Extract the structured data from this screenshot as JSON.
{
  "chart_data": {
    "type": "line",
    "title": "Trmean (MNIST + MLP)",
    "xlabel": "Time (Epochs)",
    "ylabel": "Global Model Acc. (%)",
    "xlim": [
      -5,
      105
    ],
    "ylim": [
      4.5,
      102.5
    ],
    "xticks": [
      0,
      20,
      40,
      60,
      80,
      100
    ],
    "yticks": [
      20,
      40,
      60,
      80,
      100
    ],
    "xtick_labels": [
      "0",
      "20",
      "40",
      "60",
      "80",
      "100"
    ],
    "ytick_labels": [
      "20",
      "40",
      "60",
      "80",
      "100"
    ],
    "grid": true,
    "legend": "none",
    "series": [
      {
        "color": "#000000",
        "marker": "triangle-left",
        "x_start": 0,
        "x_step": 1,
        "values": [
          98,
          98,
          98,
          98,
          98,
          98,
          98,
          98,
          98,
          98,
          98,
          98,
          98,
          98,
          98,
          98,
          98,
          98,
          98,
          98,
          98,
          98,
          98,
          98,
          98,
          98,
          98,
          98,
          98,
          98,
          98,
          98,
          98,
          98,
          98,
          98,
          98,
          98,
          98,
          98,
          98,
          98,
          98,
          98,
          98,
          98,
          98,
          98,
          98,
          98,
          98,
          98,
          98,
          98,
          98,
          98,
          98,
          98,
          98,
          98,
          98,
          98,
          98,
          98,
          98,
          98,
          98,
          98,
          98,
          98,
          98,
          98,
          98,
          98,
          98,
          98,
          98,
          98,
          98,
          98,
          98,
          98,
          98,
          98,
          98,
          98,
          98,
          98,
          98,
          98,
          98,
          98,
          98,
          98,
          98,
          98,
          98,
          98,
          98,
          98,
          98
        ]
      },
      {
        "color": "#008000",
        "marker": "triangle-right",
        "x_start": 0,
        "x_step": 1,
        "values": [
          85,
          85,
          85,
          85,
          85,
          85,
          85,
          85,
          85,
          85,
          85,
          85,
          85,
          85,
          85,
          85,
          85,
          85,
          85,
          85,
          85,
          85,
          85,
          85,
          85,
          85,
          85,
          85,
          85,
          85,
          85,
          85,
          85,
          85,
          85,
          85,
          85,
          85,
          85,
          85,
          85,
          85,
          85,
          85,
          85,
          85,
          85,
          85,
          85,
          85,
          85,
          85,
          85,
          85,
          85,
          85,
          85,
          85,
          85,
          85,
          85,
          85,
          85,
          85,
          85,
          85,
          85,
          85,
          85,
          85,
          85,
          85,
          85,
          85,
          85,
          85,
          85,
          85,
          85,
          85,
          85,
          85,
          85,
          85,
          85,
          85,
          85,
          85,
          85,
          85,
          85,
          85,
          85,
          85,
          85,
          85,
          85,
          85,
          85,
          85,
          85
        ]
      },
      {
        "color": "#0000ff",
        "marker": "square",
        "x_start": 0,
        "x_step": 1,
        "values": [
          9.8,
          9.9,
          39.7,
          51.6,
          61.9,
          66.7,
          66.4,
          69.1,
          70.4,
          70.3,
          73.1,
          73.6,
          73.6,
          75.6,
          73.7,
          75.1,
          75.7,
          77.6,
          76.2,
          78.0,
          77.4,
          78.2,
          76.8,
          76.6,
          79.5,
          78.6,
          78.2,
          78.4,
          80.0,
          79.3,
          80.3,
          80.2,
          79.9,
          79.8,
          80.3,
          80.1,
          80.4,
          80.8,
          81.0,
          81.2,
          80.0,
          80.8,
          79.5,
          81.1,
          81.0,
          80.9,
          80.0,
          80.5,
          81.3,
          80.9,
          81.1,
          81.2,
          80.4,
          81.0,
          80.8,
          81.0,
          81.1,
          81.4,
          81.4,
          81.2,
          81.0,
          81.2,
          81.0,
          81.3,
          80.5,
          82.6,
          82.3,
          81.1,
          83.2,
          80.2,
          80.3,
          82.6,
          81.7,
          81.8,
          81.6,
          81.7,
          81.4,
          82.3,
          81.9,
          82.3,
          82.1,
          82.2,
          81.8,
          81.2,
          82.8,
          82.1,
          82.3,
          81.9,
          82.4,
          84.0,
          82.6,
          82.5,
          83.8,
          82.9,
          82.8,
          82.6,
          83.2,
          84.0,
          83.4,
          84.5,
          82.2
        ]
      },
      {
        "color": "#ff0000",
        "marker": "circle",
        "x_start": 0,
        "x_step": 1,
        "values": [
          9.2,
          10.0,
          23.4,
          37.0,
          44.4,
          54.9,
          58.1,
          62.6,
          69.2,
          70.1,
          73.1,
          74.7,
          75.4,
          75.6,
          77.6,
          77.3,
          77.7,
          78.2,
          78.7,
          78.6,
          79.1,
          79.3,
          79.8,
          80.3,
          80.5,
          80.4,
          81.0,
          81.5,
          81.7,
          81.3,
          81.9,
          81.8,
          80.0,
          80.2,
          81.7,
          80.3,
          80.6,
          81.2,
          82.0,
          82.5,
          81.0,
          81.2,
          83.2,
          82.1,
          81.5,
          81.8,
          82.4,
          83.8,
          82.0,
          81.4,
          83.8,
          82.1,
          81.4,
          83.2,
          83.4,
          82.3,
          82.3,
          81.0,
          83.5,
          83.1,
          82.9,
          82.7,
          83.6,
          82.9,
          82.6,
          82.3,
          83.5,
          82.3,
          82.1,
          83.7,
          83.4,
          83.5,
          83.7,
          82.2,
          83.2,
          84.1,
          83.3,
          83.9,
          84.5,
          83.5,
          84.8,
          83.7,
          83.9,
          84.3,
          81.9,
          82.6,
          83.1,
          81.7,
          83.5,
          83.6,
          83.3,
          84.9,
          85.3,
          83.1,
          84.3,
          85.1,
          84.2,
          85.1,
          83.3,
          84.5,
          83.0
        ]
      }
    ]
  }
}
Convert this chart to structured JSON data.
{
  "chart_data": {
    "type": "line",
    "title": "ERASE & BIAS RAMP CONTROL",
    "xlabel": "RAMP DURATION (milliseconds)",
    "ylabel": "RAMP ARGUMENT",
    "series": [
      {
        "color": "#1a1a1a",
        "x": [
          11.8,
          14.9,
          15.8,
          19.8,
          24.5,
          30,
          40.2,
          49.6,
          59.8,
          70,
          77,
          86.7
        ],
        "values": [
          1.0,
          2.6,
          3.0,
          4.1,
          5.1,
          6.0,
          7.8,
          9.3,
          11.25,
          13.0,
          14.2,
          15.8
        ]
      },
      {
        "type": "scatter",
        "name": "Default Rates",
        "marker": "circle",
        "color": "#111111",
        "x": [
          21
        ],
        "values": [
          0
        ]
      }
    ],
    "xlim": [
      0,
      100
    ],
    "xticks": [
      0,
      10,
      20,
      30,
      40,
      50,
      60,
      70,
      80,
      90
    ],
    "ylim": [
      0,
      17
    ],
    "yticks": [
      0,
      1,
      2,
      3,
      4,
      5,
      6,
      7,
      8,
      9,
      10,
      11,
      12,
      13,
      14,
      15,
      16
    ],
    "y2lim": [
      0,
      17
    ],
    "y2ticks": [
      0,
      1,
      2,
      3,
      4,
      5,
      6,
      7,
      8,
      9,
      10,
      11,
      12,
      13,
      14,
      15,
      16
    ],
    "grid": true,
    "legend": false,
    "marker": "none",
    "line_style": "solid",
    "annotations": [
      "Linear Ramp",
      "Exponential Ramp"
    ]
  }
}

#### PROBLEM DESCRIPTION:
State only the number of lines in these entries that contain "this".

#### IN RESPONSE:
2